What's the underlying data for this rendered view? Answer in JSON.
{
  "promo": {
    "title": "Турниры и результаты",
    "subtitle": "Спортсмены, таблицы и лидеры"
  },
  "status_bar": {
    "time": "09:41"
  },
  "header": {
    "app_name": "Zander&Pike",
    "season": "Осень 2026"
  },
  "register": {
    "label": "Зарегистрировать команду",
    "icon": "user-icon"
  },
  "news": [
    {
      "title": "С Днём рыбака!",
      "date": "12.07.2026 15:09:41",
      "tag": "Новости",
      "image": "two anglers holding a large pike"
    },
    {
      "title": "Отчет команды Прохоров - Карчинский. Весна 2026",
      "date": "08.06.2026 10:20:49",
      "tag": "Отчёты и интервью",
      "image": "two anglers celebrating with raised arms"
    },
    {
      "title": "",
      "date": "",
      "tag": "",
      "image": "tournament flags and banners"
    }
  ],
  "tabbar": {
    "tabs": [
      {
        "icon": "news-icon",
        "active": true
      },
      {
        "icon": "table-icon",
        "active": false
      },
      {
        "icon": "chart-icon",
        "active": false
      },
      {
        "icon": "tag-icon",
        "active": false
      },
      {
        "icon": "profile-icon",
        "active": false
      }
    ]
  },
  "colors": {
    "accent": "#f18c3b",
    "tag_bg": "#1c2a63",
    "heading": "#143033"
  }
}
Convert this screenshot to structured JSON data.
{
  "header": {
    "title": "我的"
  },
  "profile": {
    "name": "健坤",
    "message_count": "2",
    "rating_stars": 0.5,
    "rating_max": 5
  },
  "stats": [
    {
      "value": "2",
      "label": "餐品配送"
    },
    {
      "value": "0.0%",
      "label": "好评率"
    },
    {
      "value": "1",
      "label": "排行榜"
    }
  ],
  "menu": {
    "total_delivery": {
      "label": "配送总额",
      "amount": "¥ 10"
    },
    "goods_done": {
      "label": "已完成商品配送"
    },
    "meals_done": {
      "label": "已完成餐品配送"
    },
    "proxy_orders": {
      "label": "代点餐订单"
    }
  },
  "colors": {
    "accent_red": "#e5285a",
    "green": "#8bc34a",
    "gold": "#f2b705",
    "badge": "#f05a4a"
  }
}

(EXERCISE REQUIREMENTS): Every line from the one containing "Convert this screenshot" through the last line of the entries must be written out verbatim, and no other line.

(EXERCISE ANSWER):
Convert this screenshot to structured JSON data.
{
  "header": {
    "title": "我的"
  },
  "profile": {
    "name": "健坤",
    "message_count": "2",
    "rating_stars": 0.5,
    "rating_max": 5
  },
  "stats": [
    {
      "value": "2",
      "label": "餐品配送"
    },
    {
      "value": "0.0%",
      "label": "好评率"
    },
    {
      "value": "1",
      "label": "排行榜"
    }
  ],
  "menu": {
    "total_delivery": {
      "label": "配送总额",
      "amount": "¥ 10"
    },
    "goods_done": {
      "label": "已完成商品配送"
    },
    "meals_done": {
      "label": "已完成餐品配送"
    },
    "proxy_orders": {
      "label": "代点餐订单"
    }
  },
  "colors": {
    "accent_red": "#e5285a",
    "green": "#8bc34a",
    "gold": "#f2b705",
    "badge": "#f05a4a"
  }
}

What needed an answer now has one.